++++ Raw records ++++

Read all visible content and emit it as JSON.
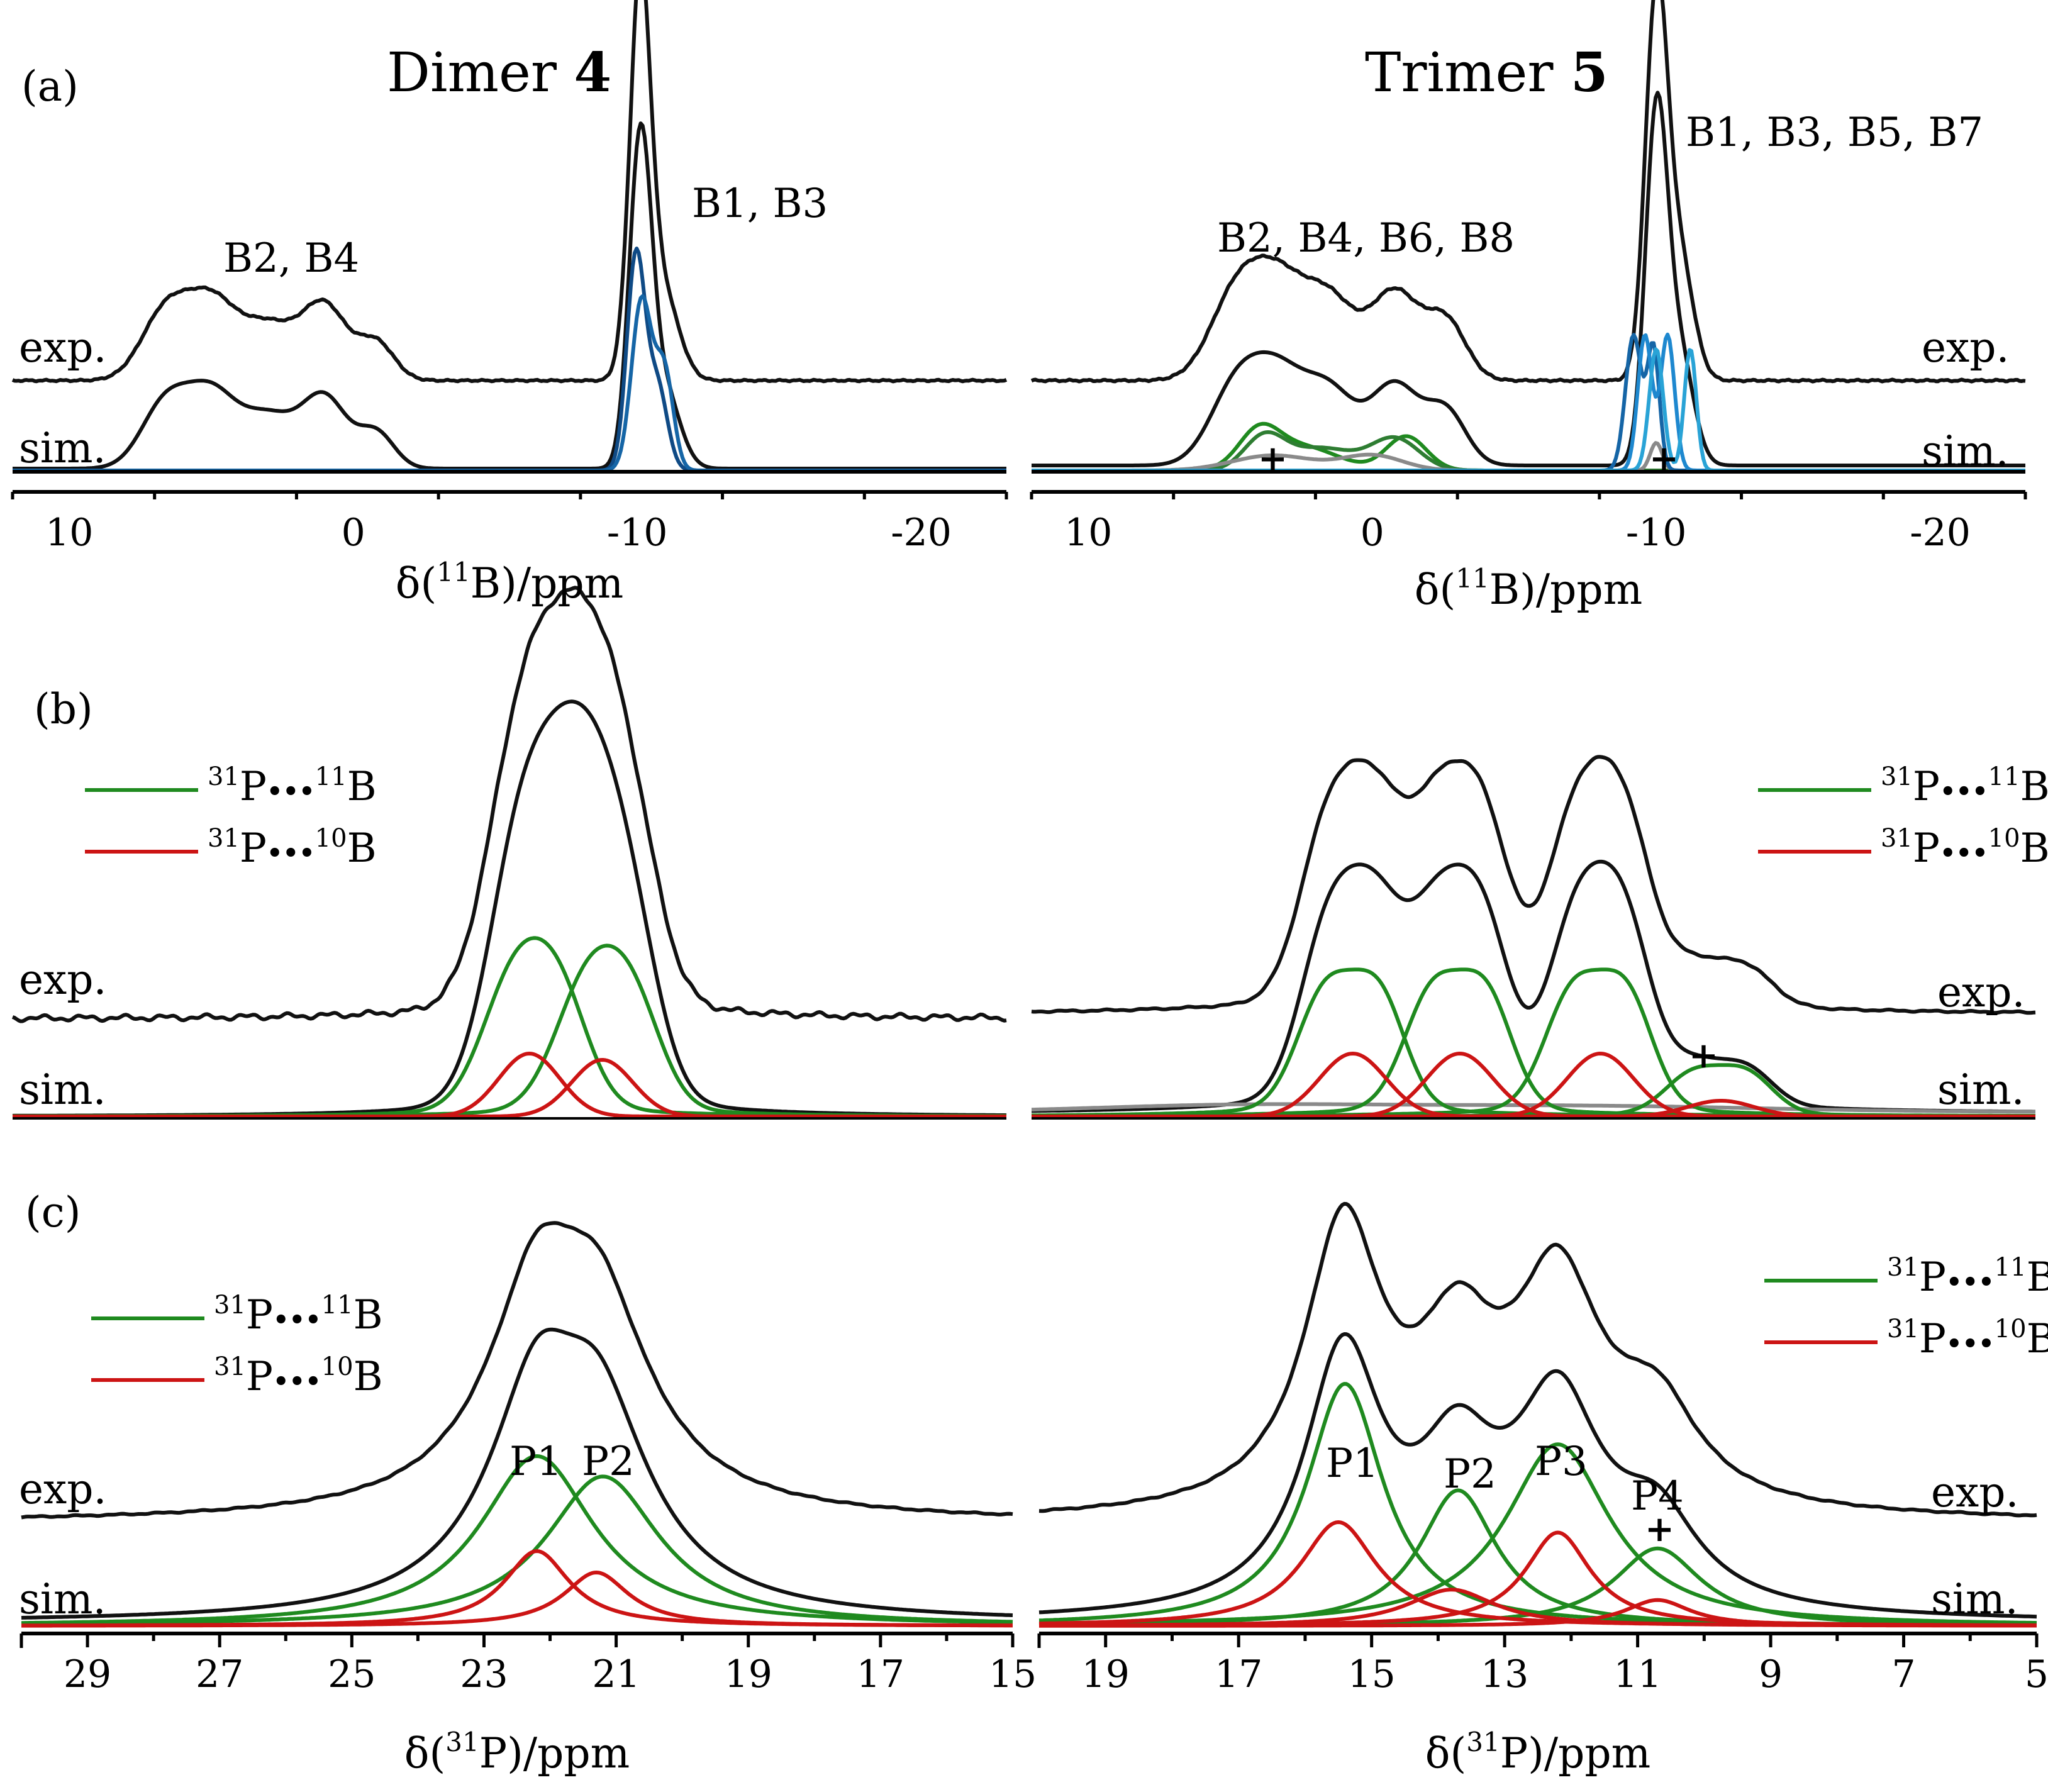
{
  "figure": {
    "panel_labels": [
      "(a)",
      "(b)",
      "(c)"
    ],
    "dimer_title": {
      "text": "Dimer ",
      "bold": "4"
    },
    "trimer_title": {
      "text": "Trimer ",
      "bold": "5"
    },
    "legend": {
      "line1_text": "P",
      "p_sup": "31",
      "dots": "•••",
      "b11_sup": "11",
      "b10_sup": "10",
      "b_text": "B",
      "label_11": "31P•••11B",
      "label_10": "31P•••10B"
    },
    "colors": {
      "black": "#111111",
      "green": "#1f8a1f",
      "red": "#cc1414",
      "blue1": "#1565a6",
      "blue2": "#1e88cf",
      "blue3": "#0f4a85",
      "gray": "#8a8a8a"
    }
  },
  "chart_data": [
    {
      "id": "a-left",
      "type": "line",
      "xlabel_main": "δ(",
      "xlabel_sup": "11",
      "xlabel_rest": "B)/ppm",
      "xlim": [
        12,
        -23
      ],
      "xticks": [
        "10",
        "0",
        "-10",
        "-20"
      ],
      "xtick_values": [
        10,
        0,
        -10,
        -20
      ],
      "row_labels": [
        "exp.",
        "sim."
      ],
      "peak_labels": [
        "B2, B4",
        "B1, B3"
      ],
      "series": [
        {
          "name": "exp.",
          "color": "black"
        },
        {
          "name": "sim.",
          "color": "black"
        },
        {
          "name": "B1 sim",
          "color": "blue"
        },
        {
          "name": "B3 sim",
          "color": "blue"
        }
      ]
    },
    {
      "id": "a-right",
      "type": "line",
      "xlabel_main": "δ(",
      "xlabel_sup": "11",
      "xlabel_rest": "B)/ppm",
      "xlim": [
        12,
        -23
      ],
      "xticks": [
        "10",
        "0",
        "-10",
        "-20"
      ],
      "xtick_values": [
        10,
        0,
        -10,
        -20
      ],
      "row_labels": [
        "exp.",
        "sim."
      ],
      "peak_labels": [
        "B2, B4, B6, B8",
        "B1, B3, B5, B7"
      ],
      "impurity_marks": [
        "+",
        "+"
      ],
      "series": [
        {
          "name": "exp.",
          "color": "black"
        },
        {
          "name": "sim.",
          "color": "black"
        },
        {
          "name": "B2/B4/B6/B8 sim",
          "color": "green"
        },
        {
          "name": "B1/B3/B5/B7 sim",
          "color": "blue"
        },
        {
          "name": "impurity",
          "color": "gray"
        }
      ]
    },
    {
      "id": "b-left",
      "type": "line",
      "xlim": [
        30,
        15
      ],
      "row_labels": [
        "exp.",
        "sim."
      ],
      "series": [
        {
          "name": "exp.",
          "color": "black"
        },
        {
          "name": "sim.",
          "color": "black"
        },
        {
          "name": "31P•••11B",
          "color": "green",
          "centers": [
            22.3,
            21.2
          ]
        },
        {
          "name": "31P•••10B",
          "color": "red",
          "centers": [
            22.2,
            21.1
          ]
        }
      ]
    },
    {
      "id": "b-right",
      "type": "line",
      "xlim": [
        20,
        5
      ],
      "row_labels": [
        "exp.",
        "sim."
      ],
      "impurity_marks": [
        "+"
      ],
      "series": [
        {
          "name": "exp.",
          "color": "black"
        },
        {
          "name": "sim.",
          "color": "black"
        },
        {
          "name": "31P•••11B",
          "color": "green",
          "centers": [
            15.3,
            13.7,
            11.6,
            9.8
          ]
        },
        {
          "name": "31P•••10B",
          "color": "red",
          "centers": [
            15.2,
            13.6,
            11.5,
            9.7
          ]
        }
      ]
    },
    {
      "id": "c-left",
      "type": "line",
      "xlabel_main": "δ(",
      "xlabel_sup": "31",
      "xlabel_rest": "P)/ppm",
      "xlim": [
        30,
        15
      ],
      "xticks": [
        "29",
        "27",
        "25",
        "23",
        "21",
        "19",
        "17",
        "15"
      ],
      "xtick_values": [
        29,
        27,
        25,
        23,
        21,
        19,
        17,
        15
      ],
      "row_labels": [
        "exp.",
        "sim."
      ],
      "peak_labels": [
        "P1",
        "P2"
      ],
      "series": [
        {
          "name": "exp.",
          "color": "black"
        },
        {
          "name": "sim.",
          "color": "black"
        },
        {
          "name": "31P•••11B",
          "color": "green",
          "centers": [
            22.2,
            21.2
          ]
        },
        {
          "name": "31P•••10B",
          "color": "red",
          "centers": [
            22.2,
            21.2
          ]
        }
      ]
    },
    {
      "id": "c-right",
      "type": "line",
      "xlabel_main": "δ(",
      "xlabel_sup": "31",
      "xlabel_rest": "P)/ppm",
      "xlim": [
        20,
        5
      ],
      "xticks": [
        "19",
        "17",
        "15",
        "13",
        "11",
        "9",
        "7",
        "5"
      ],
      "xtick_values": [
        19,
        17,
        15,
        13,
        11,
        9,
        7,
        5
      ],
      "row_labels": [
        "exp.",
        "sim."
      ],
      "peak_labels": [
        "P1",
        "P2",
        "P3",
        "P4"
      ],
      "impurity_marks": [
        "+"
      ],
      "series": [
        {
          "name": "exp.",
          "color": "black"
        },
        {
          "name": "sim.",
          "color": "black"
        },
        {
          "name": "31P•••11B",
          "color": "green",
          "centers": [
            15.4,
            13.7,
            12.2,
            10.7
          ]
        },
        {
          "name": "31P•••10B",
          "color": "red",
          "centers": [
            15.5,
            13.8,
            12.2,
            10.7
          ]
        }
      ]
    }
  ]
}
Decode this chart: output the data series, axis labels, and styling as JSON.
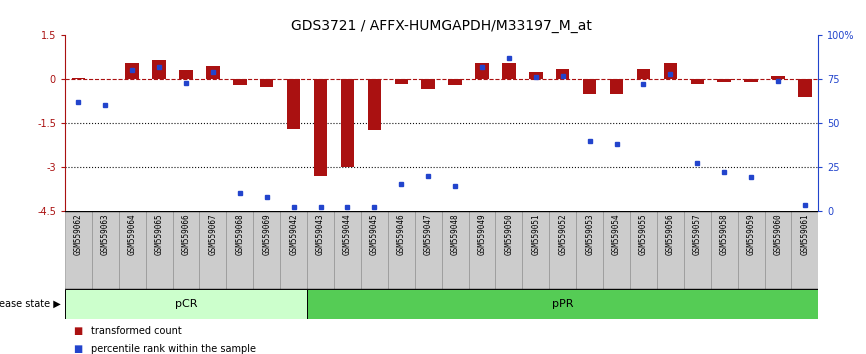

++++

Reproduce the full material exactly, excluding the pictures.

Read all visible content and emit it as JSON.
{
  "figure": {
    "panel_labels": [
      "(a)",
      "(b)",
      "(c)"
    ],
    "dimer_title": {
      "text": "Dimer ",
      "bold": "4"
    },
    "trimer_title": {
      "text": "Trimer ",
      "bold": "5"
    },
    "legend": {
      "line1_text": "P",
      "p_sup": "31",
      "dots": "•••",
      "b11_sup": "11",
      "b10_sup": "10",
      "b_text": "B",
      "label_11": "31P•••11B",
      "label_10": "31P•••10B"
    },
    "colors": {
      "black": "#111111",
      "green": "#1f8a1f",
      "red": "#cc1414",
      "blue1": "#1565a6",
      "blue2": "#1e88cf",
      "blue3": "#0f4a85",
      "gray": "#8a8a8a"
    }
  },
  "chart_data": [
    {
      "id": "a-left",
      "type": "line",
      "xlabel_main": "δ(",
      "xlabel_sup": "11",
      "xlabel_rest": "B)/ppm",
      "xlim": [
        12,
        -23
      ],
      "xticks": [
        "10",
        "0",
        "-10",
        "-20"
      ],
      "xtick_values": [
        10,
        0,
        -10,
        -20
      ],
      "row_labels": [
        "exp.",
        "sim."
      ],
      "peak_labels": [
        "B2, B4",
        "B1, B3"
      ],
      "series": [
        {
          "name": "exp.",
          "color": "black"
        },
        {
          "name": "sim.",
          "color": "black"
        },
        {
          "name": "B1 sim",
          "color": "blue"
        },
        {
          "name": "B3 sim",
          "color": "blue"
        }
      ]
    },
    {
      "id": "a-right",
      "type": "line",
      "xlabel_main": "δ(",
      "xlabel_sup": "11",
      "xlabel_rest": "B)/ppm",
      "xlim": [
        12,
        -23
      ],
      "xticks": [
        "10",
        "0",
        "-10",
        "-20"
      ],
      "xtick_values": [
        10,
        0,
        -10,
        -20
      ],
      "row_labels": [
        "exp.",
        "sim."
      ],
      "peak_labels": [
        "B2, B4, B6, B8",
        "B1, B3, B5, B7"
      ],
      "impurity_marks": [
        "+",
        "+"
      ],
      "series": [
        {
          "name": "exp.",
          "color": "black"
        },
        {
          "name": "sim.",
          "color": "black"
        },
        {
          "name": "B2/B4/B6/B8 sim",
          "color": "green"
        },
        {
          "name": "B1/B3/B5/B7 sim",
          "color": "blue"
        },
        {
          "name": "impurity",
          "color": "gray"
        }
      ]
    },
    {
      "id": "b-left",
      "type": "line",
      "xlim": [
        30,
        15
      ],
      "row_labels": [
        "exp.",
        "sim."
      ],
      "series": [
        {
          "name": "exp.",
          "color": "black"
        },
        {
          "name": "sim.",
          "color": "black"
        },
        {
          "name": "31P•••11B",
          "color": "green",
          "centers": [
            22.3,
            21.2
          ]
        },
        {
          "name": "31P•••10B",
          "color": "red",
          "centers": [
            22.2,
            21.1
          ]
        }
      ]
    },
    {
      "id": "b-right",
      "type": "line",
      "xlim": [
        20,
        5
      ],
      "row_labels": [
        "exp.",
        "sim."
      ],
      "impurity_marks": [
        "+"
      ],
      "series": [
        {
          "name": "exp.",
          "color": "black"
        },
        {
          "name": "sim.",
          "color": "black"
        },
        {
          "name": "31P•••11B",
          "color": "green",
          "centers": [
            15.3,
            13.7,
            11.6,
            9.8
          ]
        },
        {
          "name": "31P•••10B",
          "color": "red",
          "centers": [
            15.2,
            13.6,
            11.5,
            9.7
          ]
        }
      ]
    },
    {
      "id": "c-left",
      "type": "line",
      "xlabel_main": "δ(",
      "xlabel_sup": "31",
      "xlabel_rest": "P)/ppm",
      "xlim": [
        30,
        15
      ],
      "xticks": [
        "29",
        "27",
        "25",
        "23",
        "21",
        "19",
        "17",
        "15"
      ],
      "xtick_values": [
        29,
        27,
        25,
        23,
        21,
        19,
        17,
        15
      ],
      "row_labels": [
        "exp.",
        "sim."
      ],
      "peak_labels": [
        "P1",
        "P2"
      ],
      "series": [
        {
          "name": "exp.",
          "color": "black"
        },
        {
          "name": "sim.",
          "color": "black"
        },
        {
          "name": "31P•••11B",
          "color": "green",
          "centers": [
            22.2,
            21.2
          ]
        },
        {
          "name": "31P•••10B",
          "color": "red",
          "centers": [
            22.2,
            21.2
          ]
        }
      ]
    },
    {
      "id": "c-right",
      "type": "line",
      "xlabel_main": "δ(",
      "xlabel_sup": "31",
      "xlabel_rest": "P)/ppm",
      "xlim": [
        20,
        5
      ],
      "xticks": [
        "19",
        "17",
        "15",
        "13",
        "11",
        "9",
        "7",
        "5"
      ],
      "xtick_values": [
        19,
        17,
        15,
        13,
        11,
        9,
        7,
        5
      ],
      "row_labels": [
        "exp.",
        "sim."
      ],
      "peak_labels": [
        "P1",
        "P2",
        "P3",
        "P4"
      ],
      "impurity_marks": [
        "+"
      ],
      "series": [
        {
          "name": "exp.",
          "color": "black"
        },
        {
          "name": "sim.",
          "color": "black"
        },
        {
          "name": "31P•••11B",
          "color": "green",
          "centers": [
            15.4,
            13.7,
            12.2,
            10.7
          ]
        },
        {
          "name": "31P•••10B",
          "color": "red",
          "centers": [
            15.5,
            13.8,
            12.2,
            10.7
          ]
        }
      ]
    }
  ]
}
Decode this chart: output the data series, axis labels, and styling as JSON.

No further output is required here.